§ Problem description: Each record below should be output verbatim, without pictures.

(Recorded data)
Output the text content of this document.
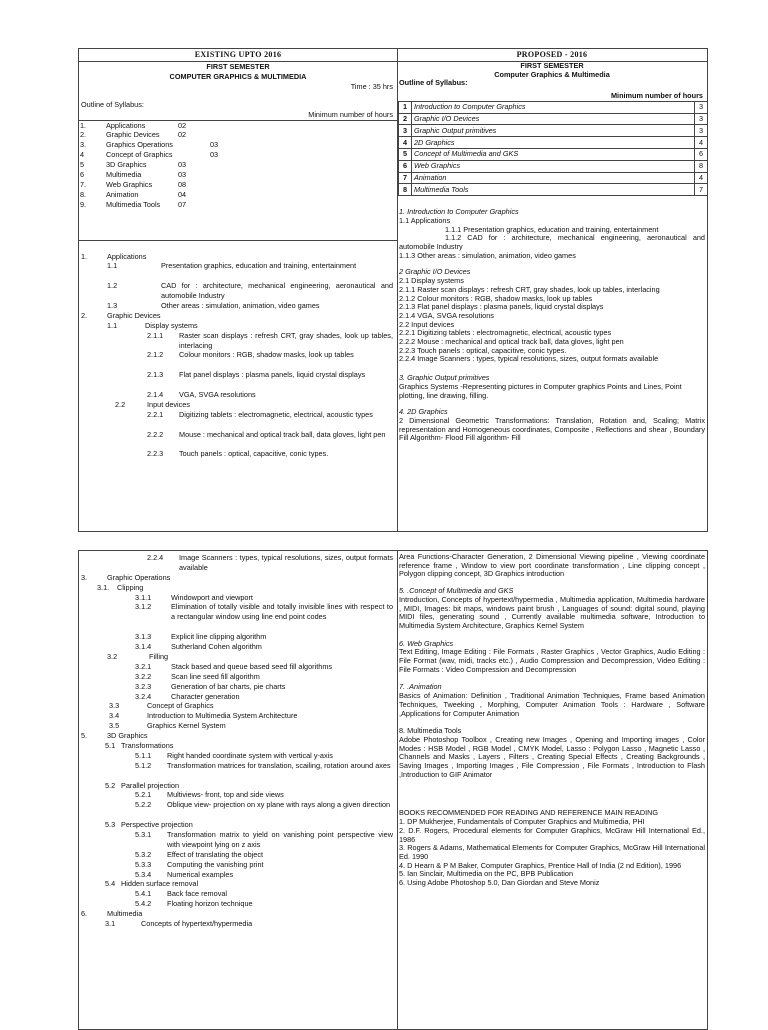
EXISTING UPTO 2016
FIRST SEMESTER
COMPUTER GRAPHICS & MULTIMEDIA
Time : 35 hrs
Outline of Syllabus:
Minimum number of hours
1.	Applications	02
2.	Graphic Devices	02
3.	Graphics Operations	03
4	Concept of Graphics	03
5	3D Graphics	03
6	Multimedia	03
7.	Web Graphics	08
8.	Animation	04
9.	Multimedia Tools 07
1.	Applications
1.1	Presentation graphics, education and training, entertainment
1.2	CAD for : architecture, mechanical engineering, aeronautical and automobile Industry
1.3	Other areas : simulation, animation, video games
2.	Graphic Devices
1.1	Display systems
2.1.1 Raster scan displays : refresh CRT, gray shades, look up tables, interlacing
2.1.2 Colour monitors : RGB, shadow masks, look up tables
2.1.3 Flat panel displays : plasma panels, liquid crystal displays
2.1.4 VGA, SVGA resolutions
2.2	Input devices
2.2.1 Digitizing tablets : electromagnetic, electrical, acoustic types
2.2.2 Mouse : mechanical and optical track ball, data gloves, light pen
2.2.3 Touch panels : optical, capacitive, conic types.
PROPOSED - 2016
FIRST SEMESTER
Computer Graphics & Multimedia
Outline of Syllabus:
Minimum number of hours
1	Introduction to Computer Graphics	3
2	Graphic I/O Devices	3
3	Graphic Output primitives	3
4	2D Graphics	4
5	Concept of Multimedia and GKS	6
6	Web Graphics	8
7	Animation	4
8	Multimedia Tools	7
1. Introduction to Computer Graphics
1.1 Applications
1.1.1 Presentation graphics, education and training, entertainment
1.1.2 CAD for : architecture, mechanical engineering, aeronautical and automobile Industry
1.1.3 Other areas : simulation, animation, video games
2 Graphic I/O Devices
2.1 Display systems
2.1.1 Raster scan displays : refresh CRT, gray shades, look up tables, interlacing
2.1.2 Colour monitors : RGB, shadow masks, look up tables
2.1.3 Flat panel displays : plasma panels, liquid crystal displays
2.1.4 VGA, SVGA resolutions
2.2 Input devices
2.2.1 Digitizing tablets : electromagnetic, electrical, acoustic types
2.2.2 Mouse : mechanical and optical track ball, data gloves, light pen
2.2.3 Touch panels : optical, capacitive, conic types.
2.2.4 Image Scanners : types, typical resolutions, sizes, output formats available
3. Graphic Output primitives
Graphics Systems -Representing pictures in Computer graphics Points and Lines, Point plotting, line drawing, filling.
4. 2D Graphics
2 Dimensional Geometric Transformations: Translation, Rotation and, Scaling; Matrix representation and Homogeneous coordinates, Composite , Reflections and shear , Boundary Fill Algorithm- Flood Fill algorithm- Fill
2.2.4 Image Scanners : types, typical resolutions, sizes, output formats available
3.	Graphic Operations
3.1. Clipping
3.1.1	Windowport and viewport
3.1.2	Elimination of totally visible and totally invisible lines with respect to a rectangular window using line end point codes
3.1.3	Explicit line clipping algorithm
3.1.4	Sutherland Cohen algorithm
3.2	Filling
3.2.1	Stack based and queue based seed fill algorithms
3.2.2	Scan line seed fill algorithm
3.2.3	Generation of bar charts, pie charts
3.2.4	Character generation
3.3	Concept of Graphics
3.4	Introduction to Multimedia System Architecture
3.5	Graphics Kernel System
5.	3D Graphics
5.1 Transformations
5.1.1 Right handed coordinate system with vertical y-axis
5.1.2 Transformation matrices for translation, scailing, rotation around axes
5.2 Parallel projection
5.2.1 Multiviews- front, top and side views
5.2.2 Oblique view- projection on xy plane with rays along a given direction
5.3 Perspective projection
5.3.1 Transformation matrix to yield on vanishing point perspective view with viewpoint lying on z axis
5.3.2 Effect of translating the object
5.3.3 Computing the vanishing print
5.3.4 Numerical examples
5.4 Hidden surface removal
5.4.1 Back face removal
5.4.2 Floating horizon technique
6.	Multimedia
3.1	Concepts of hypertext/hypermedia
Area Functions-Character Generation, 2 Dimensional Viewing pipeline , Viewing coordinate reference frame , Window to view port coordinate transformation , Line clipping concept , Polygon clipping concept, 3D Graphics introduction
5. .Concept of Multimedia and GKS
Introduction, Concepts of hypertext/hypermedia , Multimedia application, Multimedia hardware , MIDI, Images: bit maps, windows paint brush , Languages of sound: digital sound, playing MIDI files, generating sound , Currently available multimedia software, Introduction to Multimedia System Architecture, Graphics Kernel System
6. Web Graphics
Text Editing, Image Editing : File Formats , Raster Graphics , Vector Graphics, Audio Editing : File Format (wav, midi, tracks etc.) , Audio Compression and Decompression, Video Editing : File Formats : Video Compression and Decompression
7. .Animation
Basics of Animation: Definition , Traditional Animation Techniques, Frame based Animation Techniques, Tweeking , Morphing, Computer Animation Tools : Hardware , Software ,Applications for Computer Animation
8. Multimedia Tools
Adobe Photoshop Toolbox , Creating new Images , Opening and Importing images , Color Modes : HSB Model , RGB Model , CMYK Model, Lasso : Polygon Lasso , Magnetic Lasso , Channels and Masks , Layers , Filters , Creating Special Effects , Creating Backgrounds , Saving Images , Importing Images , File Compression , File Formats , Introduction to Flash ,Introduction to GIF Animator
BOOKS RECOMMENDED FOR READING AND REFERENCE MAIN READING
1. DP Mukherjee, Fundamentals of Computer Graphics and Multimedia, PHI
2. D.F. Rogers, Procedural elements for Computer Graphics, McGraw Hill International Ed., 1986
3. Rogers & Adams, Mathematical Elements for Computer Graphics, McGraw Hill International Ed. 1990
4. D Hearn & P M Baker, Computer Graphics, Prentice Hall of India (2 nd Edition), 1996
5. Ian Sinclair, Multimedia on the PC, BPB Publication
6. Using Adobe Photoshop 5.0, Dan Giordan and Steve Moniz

§ Solution to the problem:
Output the text content of this document.
EXISTING UPTO 2016
FIRST SEMESTER
COMPUTER GRAPHICS & MULTIMEDIA
Time : 35 hrs
Outline of Syllabus:
Minimum number of hours
1.	Applications	02
2.	Graphic Devices	02
3.	Graphics Operations	03
4	Concept of Graphics	03
5	3D Graphics	03
6	Multimedia	03
7.	Web Graphics	08
8.	Animation	04
9.	Multimedia Tools 07
1.	Applications
1.1	Presentation graphics, education and training, entertainment
1.2	CAD for : architecture, mechanical engineering, aeronautical and automobile Industry
1.3	Other areas : simulation, animation, video games
2.	Graphic Devices
1.1	Display systems
2.1.1 Raster scan displays : refresh CRT, gray shades, look up tables, interlacing
2.1.2 Colour monitors : RGB, shadow masks, look up tables
2.1.3 Flat panel displays : plasma panels, liquid crystal displays
2.1.4 VGA, SVGA resolutions
2.2	Input devices
2.2.1 Digitizing tablets : electromagnetic, electrical, acoustic types
2.2.2 Mouse : mechanical and optical track ball, data gloves, light pen
2.2.3 Touch panels : optical, capacitive, conic types.
PROPOSED - 2016
FIRST SEMESTER
Computer Graphics & Multimedia
Outline of Syllabus:
Minimum number of hours
1	Introduction to Computer Graphics	3
2	Graphic I/O Devices	3
3	Graphic Output primitives	3
4	2D Graphics	4
5	Concept of Multimedia and GKS	6
6	Web Graphics	8
7	Animation	4
8	Multimedia Tools	7
1. Introduction to Computer Graphics
1.1 Applications
1.1.1 Presentation graphics, education and training, entertainment
1.1.2 CAD for : architecture, mechanical engineering, aeronautical and automobile Industry
1.1.3 Other areas : simulation, animation, video games
2 Graphic I/O Devices
2.1 Display systems
2.1.1 Raster scan displays : refresh CRT, gray shades, look up tables, interlacing
2.1.2 Colour monitors : RGB, shadow masks, look up tables
2.1.3 Flat panel displays : plasma panels, liquid crystal displays
2.1.4 VGA, SVGA resolutions
2.2 Input devices
2.2.1 Digitizing tablets : electromagnetic, electrical, acoustic types
2.2.2 Mouse : mechanical and optical track ball, data gloves, light pen
2.2.3 Touch panels : optical, capacitive, conic types.
2.2.4 Image Scanners : types, typical resolutions, sizes, output formats available
3. Graphic Output primitives
Graphics Systems -Representing pictures in Computer graphics Points and Lines, Point plotting, line drawing, filling.
4. 2D Graphics
2 Dimensional Geometric Transformations: Translation, Rotation and, Scaling; Matrix representation and Homogeneous coordinates, Composite , Reflections and shear , Boundary Fill Algorithm- Flood Fill algorithm- Fill
2.2.4 Image Scanners : types, typical resolutions, sizes, output formats available
3.	Graphic Operations
3.1. Clipping
3.1.1	Windowport and viewport
3.1.2	Elimination of totally visible and totally invisible lines with respect to a rectangular window using line end point codes
3.1.3	Explicit line clipping algorithm
3.1.4	Sutherland Cohen algorithm
3.2	Filling
3.2.1	Stack based and queue based seed fill algorithms
3.2.2	Scan line seed fill algorithm
3.2.3	Generation of bar charts, pie charts
3.2.4	Character generation
3.3	Concept of Graphics
3.4	Introduction to Multimedia System Architecture
3.5	Graphics Kernel System
5.	3D Graphics
5.1 Transformations
5.1.1 Right handed coordinate system with vertical y-axis
5.1.2 Transformation matrices for translation, scailing, rotation around axes
5.2 Parallel projection
5.2.1 Multiviews- front, top and side views
5.2.2 Oblique view- projection on xy plane with rays along a given direction
5.3 Perspective projection
5.3.1 Transformation matrix to yield on vanishing point perspective view with viewpoint lying on z axis
5.3.2 Effect of translating the object
5.3.3 Computing the vanishing print
5.3.4 Numerical examples
5.4 Hidden surface removal
5.4.1 Back face removal
5.4.2 Floating horizon technique
6.	Multimedia
3.1	Concepts of hypertext/hypermedia
Area Functions-Character Generation, 2 Dimensional Viewing pipeline , Viewing coordinate reference frame , Window to view port coordinate transformation , Line clipping concept , Polygon clipping concept, 3D Graphics introduction
5. .Concept of Multimedia and GKS
Introduction, Concepts of hypertext/hypermedia , Multimedia application, Multimedia hardware , MIDI, Images: bit maps, windows paint brush , Languages of sound: digital sound, playing MIDI files, generating sound , Currently available multimedia software, Introduction to Multimedia System Architecture, Graphics Kernel System
6. Web Graphics
Text Editing, Image Editing : File Formats , Raster Graphics , Vector Graphics, Audio Editing : File Format (wav, midi, tracks etc.) , Audio Compression and Decompression, Video Editing : File Formats : Video Compression and Decompression
7. .Animation
Basics of Animation: Definition , Traditional Animation Techniques, Frame based Animation Techniques, Tweeking , Morphing, Computer Animation Tools : Hardware , Software ,Applications for Computer Animation
8. Multimedia Tools
Adobe Photoshop Toolbox , Creating new Images , Opening and Importing images , Color Modes : HSB Model , RGB Model , CMYK Model, Lasso : Polygon Lasso , Magnetic Lasso , Channels and Masks , Layers , Filters , Creating Special Effects , Creating Backgrounds , Saving Images , Importing Images , File Compression , File Formats , Introduction to Flash ,Introduction to GIF Animator
BOOKS RECOMMENDED FOR READING AND REFERENCE MAIN READING
1. DP Mukherjee, Fundamentals of Computer Graphics and Multimedia, PHI
2. D.F. Rogers, Procedural elements for Computer Graphics, McGraw Hill International Ed., 1986
3. Rogers & Adams, Mathematical Elements for Computer Graphics, McGraw Hill International Ed. 1990
4. D Hearn & P M Baker, Computer Graphics, Prentice Hall of India (2 nd Edition), 1996
5. Ian Sinclair, Multimedia on the PC, BPB Publication
6. Using Adobe Photoshop 5.0, Dan Giordan and Steve Moniz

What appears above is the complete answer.